Material supplied:
[start]

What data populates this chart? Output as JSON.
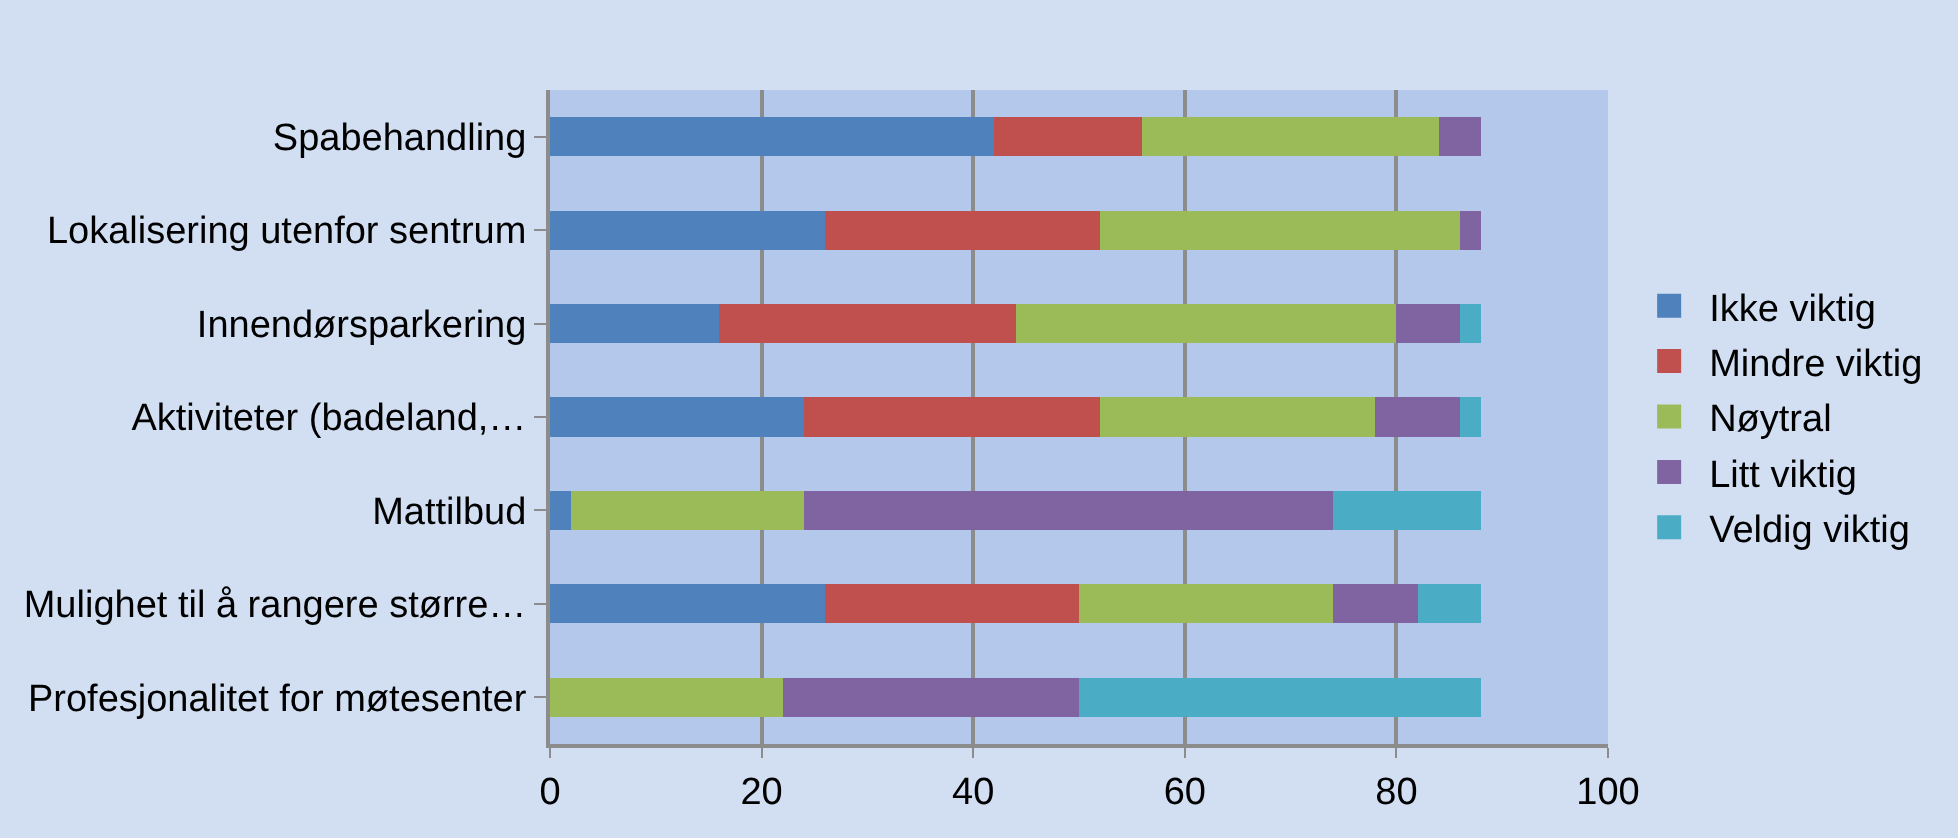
{
  "chart_data": {
    "type": "bar",
    "orientation": "horizontal",
    "stacked": true,
    "categories": [
      "Spabehandling",
      "Lokalisering utenfor sentrum",
      "Innendørsparkering",
      "Aktiviteter (badeland,…",
      "Mattilbud",
      "Mulighet til å rangere større…",
      "Profesjonalitet for møtesenter"
    ],
    "series": [
      {
        "name": "Ikke viktig",
        "color": "#4f81bd",
        "values": [
          42,
          26,
          16,
          24,
          2,
          26,
          0
        ]
      },
      {
        "name": "Mindre viktig",
        "color": "#c0504d",
        "values": [
          14,
          26,
          28,
          28,
          0,
          24,
          0
        ]
      },
      {
        "name": "Nøytral",
        "color": "#9bbb59",
        "values": [
          28,
          34,
          36,
          26,
          22,
          24,
          22
        ]
      },
      {
        "name": "Litt viktig",
        "color": "#8064a2",
        "values": [
          4,
          2,
          6,
          8,
          50,
          8,
          28
        ]
      },
      {
        "name": "Veldig viktig",
        "color": "#4bacc6",
        "values": [
          0,
          0,
          2,
          2,
          14,
          6,
          38
        ]
      }
    ],
    "xlim": [
      0,
      100
    ],
    "xticks": [
      0,
      20,
      40,
      60,
      80,
      100
    ],
    "grid": "x",
    "legend": "right"
  }
}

[end]

Your goal:
In the records above, how many lines include the string "viktig"? Answer with only the number.

Worked solution:
4